Exercise goal: Would you extract the whole listing below and retype it exactly?

□ □ □ □

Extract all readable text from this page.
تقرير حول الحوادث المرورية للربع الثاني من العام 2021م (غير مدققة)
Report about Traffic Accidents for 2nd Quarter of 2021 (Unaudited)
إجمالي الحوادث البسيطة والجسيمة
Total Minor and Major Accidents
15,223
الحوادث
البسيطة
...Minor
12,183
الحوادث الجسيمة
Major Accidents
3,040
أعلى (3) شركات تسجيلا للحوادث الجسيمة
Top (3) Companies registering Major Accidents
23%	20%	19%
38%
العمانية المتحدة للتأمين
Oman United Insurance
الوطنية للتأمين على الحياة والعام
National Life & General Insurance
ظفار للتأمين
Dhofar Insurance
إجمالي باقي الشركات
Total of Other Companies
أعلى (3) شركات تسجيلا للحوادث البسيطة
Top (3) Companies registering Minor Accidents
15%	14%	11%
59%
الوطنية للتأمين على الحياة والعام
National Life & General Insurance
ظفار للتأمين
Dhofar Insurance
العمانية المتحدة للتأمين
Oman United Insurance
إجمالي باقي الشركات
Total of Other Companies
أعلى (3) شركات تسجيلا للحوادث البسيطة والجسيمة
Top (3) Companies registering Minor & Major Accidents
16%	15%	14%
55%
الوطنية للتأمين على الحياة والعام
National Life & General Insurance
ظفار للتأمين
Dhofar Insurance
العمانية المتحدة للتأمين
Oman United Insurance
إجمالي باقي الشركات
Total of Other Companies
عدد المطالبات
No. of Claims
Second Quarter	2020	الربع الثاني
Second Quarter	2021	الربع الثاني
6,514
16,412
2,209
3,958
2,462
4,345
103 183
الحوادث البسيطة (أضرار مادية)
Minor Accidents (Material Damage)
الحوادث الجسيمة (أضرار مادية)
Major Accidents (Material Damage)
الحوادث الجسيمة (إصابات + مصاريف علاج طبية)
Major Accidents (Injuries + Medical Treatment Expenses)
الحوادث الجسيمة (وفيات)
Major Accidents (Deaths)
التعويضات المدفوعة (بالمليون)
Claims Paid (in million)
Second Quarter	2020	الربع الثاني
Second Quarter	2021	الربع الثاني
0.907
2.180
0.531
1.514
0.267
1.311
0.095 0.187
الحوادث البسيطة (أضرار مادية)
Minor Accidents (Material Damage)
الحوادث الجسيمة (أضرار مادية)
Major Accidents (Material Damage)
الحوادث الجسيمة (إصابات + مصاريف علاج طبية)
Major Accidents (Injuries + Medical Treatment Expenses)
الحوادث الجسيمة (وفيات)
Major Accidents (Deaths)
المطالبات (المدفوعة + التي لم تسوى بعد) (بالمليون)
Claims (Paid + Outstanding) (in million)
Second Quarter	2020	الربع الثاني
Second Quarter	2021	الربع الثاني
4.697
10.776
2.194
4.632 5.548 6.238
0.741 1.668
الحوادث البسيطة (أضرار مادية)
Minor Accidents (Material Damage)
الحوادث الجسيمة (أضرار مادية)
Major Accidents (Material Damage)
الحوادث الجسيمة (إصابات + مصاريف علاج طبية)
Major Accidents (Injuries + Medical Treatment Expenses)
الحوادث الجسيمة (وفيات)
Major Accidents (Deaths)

□ □ □ □

The response:
Extract all readable text from this page.
تقرير حول الحوادث المرورية للربع الثاني من العام 2021م (غير مدققة)
Report about Traffic Accidents for 2nd Quarter of 2021 (Unaudited)
إجمالي الحوادث البسيطة والجسيمة
Total Minor and Major Accidents
15,223
الحوادث
البسيطة
...Minor
12,183
الحوادث الجسيمة
Major Accidents
3,040
أعلى (3) شركات تسجيلا للحوادث الجسيمة
Top (3) Companies registering Major Accidents
23%	20%	19%
38%
العمانية المتحدة للتأمين
Oman United Insurance
الوطنية للتأمين على الحياة والعام
National Life & General Insurance
ظفار للتأمين
Dhofar Insurance
إجمالي باقي الشركات
Total of Other Companies
أعلى (3) شركات تسجيلا للحوادث البسيطة
Top (3) Companies registering Minor Accidents
15%	14%	11%
59%
الوطنية للتأمين على الحياة والعام
National Life & General Insurance
ظفار للتأمين
Dhofar Insurance
العمانية المتحدة للتأمين
Oman United Insurance
إجمالي باقي الشركات
Total of Other Companies
أعلى (3) شركات تسجيلا للحوادث البسيطة والجسيمة
Top (3) Companies registering Minor & Major Accidents
16%	15%	14%
55%
الوطنية للتأمين على الحياة والعام
National Life & General Insurance
ظفار للتأمين
Dhofar Insurance
العمانية المتحدة للتأمين
Oman United Insurance
إجمالي باقي الشركات
Total of Other Companies
عدد المطالبات
No. of Claims
Second Quarter	2020	الربع الثاني
Second Quarter	2021	الربع الثاني
6,514
16,412
2,209
3,958
2,462
4,345
103 183
الحوادث البسيطة (أضرار مادية)
Minor Accidents (Material Damage)
الحوادث الجسيمة (أضرار مادية)
Major Accidents (Material Damage)
الحوادث الجسيمة (إصابات + مصاريف علاج طبية)
Major Accidents (Injuries + Medical Treatment Expenses)
الحوادث الجسيمة (وفيات)
Major Accidents (Deaths)
التعويضات المدفوعة (بالمليون)
Claims Paid (in million)
Second Quarter	2020	الربع الثاني
Second Quarter	2021	الربع الثاني
0.907
2.180
0.531
1.514
0.267
1.311
0.095 0.187
الحوادث البسيطة (أضرار مادية)
Minor Accidents (Material Damage)
الحوادث الجسيمة (أضرار مادية)
Major Accidents (Material Damage)
الحوادث الجسيمة (إصابات + مصاريف علاج طبية)
Major Accidents (Injuries + Medical Treatment Expenses)
الحوادث الجسيمة (وفيات)
Major Accidents (Deaths)
المطالبات (المدفوعة + التي لم تسوى بعد) (بالمليون)
Claims (Paid + Outstanding) (in million)
Second Quarter	2020	الربع الثاني
Second Quarter	2021	الربع الثاني
4.697
10.776
2.194
4.632 5.548 6.238
0.741 1.668
الحوادث البسيطة (أضرار مادية)
Minor Accidents (Material Damage)
الحوادث الجسيمة (أضرار مادية)
Major Accidents (Material Damage)
الحوادث الجسيمة (إصابات + مصاريف علاج طبية)
Major Accidents (Injuries + Medical Treatment Expenses)
الحوادث الجسيمة (وفيات)
Major Accidents (Deaths)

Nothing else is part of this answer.